GOAL -
In the entries below, find every line holding the string "type" and collect it.

Figure collection entries:
· · · · ·

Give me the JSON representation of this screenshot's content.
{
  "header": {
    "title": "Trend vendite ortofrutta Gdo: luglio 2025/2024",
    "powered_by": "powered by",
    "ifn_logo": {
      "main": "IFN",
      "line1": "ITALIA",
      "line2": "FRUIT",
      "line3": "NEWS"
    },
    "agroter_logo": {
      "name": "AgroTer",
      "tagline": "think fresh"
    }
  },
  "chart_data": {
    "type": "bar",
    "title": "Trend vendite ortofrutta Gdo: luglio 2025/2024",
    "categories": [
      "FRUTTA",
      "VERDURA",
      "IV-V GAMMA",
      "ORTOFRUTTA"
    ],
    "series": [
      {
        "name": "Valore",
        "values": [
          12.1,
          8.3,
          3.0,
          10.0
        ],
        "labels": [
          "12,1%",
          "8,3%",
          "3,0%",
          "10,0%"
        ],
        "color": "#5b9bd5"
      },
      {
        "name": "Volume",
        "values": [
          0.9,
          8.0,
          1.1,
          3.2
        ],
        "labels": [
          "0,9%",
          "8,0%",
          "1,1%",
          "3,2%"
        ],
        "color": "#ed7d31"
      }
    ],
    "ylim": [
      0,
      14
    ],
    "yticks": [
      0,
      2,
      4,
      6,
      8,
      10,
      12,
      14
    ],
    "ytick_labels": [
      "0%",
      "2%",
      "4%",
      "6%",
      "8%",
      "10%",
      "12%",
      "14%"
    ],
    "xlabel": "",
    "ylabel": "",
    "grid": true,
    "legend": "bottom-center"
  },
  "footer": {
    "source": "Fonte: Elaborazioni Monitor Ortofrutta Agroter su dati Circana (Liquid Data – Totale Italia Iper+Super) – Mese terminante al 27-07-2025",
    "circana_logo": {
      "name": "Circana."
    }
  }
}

· · · · ·

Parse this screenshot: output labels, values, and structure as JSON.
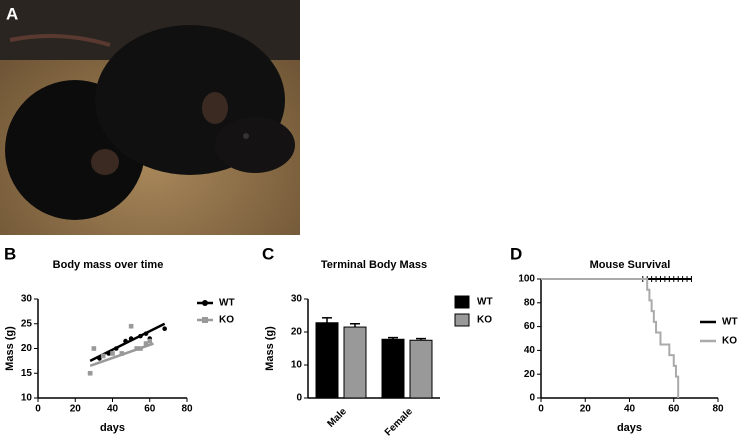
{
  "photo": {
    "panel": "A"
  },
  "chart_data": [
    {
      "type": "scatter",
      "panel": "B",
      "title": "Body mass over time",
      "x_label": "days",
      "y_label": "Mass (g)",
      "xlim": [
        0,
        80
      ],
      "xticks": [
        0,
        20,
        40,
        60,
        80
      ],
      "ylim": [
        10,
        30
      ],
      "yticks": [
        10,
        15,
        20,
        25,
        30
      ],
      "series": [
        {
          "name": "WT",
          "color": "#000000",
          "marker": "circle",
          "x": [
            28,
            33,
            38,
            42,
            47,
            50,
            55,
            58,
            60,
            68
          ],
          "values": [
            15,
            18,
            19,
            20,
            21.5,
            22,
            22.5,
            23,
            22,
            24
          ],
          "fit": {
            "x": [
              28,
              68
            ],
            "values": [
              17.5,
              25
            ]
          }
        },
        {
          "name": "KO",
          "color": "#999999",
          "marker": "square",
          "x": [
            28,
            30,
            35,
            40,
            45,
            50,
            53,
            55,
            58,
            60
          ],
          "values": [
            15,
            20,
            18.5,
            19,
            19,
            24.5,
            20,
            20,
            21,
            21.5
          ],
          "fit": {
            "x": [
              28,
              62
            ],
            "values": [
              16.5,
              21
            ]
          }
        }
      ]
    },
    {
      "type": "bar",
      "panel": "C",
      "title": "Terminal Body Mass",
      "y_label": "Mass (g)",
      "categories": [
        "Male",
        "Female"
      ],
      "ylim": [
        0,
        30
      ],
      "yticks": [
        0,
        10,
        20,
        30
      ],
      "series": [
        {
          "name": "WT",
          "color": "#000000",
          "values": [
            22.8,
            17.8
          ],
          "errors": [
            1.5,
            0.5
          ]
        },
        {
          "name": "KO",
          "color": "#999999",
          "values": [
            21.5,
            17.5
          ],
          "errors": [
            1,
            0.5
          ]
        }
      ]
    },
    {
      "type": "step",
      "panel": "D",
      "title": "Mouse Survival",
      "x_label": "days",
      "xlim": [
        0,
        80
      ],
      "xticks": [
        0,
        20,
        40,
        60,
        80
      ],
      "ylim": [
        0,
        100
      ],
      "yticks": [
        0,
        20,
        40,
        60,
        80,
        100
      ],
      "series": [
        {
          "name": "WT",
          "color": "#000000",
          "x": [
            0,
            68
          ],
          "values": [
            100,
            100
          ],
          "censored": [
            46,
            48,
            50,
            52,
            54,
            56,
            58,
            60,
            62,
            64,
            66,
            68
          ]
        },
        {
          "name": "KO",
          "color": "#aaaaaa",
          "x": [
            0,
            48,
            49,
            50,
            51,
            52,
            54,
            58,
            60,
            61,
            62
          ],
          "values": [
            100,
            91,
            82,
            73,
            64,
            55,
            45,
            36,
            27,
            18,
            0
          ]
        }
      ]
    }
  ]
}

· · · · ·

ANSWER IN FULL -
    "type": "bar",
      "type": "scatter",
      "type": "bar",
      "type": "step",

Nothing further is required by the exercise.